Give all the lines below again, exactly, with no pictures.

^^^^^^^^^^^^^^^^

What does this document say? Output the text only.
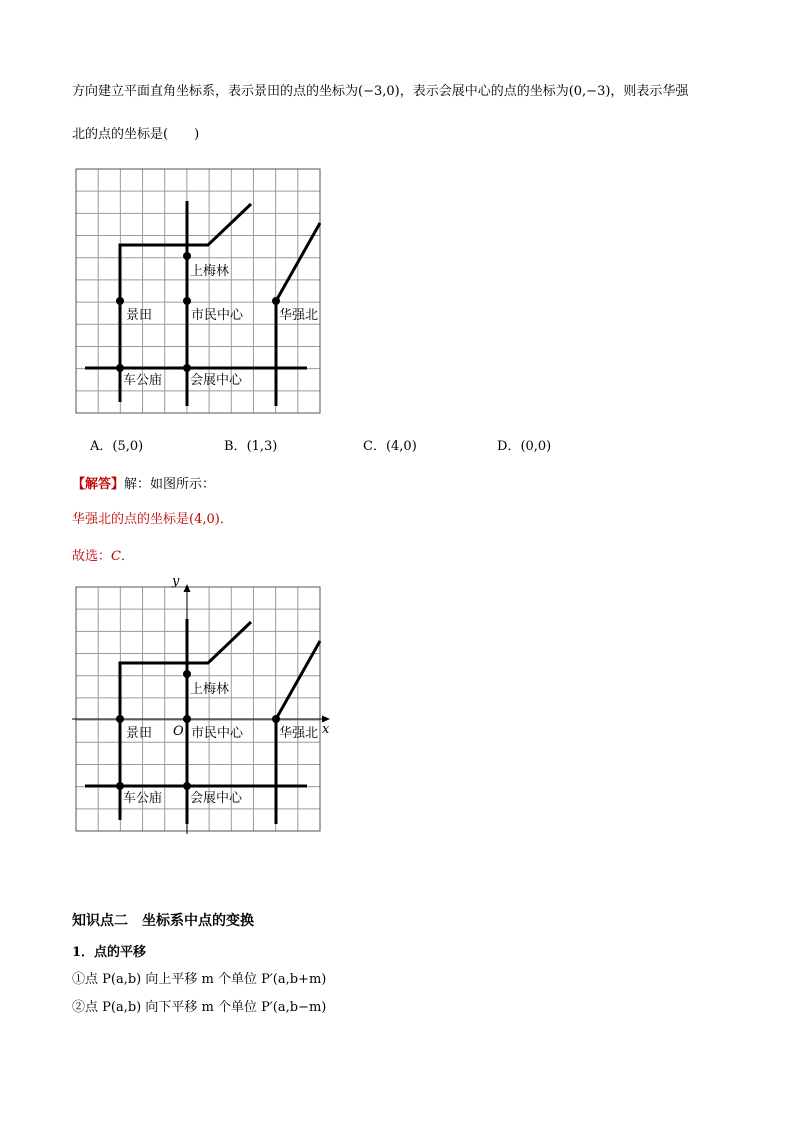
方向建立平面直角坐标系，表示景田的点的坐标为(−3,0)，表示会展中心的点的坐标为(0,−3)，则表示华强
北的点的坐标是(　　)
上梅林
景田	市民中心	华强北
车公庙 会展中心
A．(5,0)	B．(1,3)	C．(4,0)	D．(0,0)
【解答】解：如图所示：
华强北的点的坐标是(4,0)．
故选：C．
y
x
O
上梅林
景田	市民中心	华强北
车公庙 会展中心
知识点二　坐标系中点的变换
1．点的平移
①点 P(a,b) 向上平移 m 个单位 P′(a,b+m)
②点 P(a,b) 向下平移 m 个单位 P′(a,b−m)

^^^^^^^^^^^^^^^^

> [WORKED ANSWER]
What does this document say? Output the text only.
方向建立平面直角坐标系，表示景田的点的坐标为(−3,0)，表示会展中心的点的坐标为(0,−3)，则表示华强
北的点的坐标是(　　)
上梅林
景田	市民中心	华强北
车公庙 会展中心
A．(5,0)	B．(1,3)	C．(4,0)	D．(0,0)
【解答】解：如图所示：
华强北的点的坐标是(4,0)．
故选：C．
y
x
O
上梅林
景田	市民中心	华强北
车公庙 会展中心
知识点二　坐标系中点的变换
1．点的平移
①点 P(a,b) 向上平移 m 个单位 P′(a,b+m)
②点 P(a,b) 向下平移 m 个单位 P′(a,b−m)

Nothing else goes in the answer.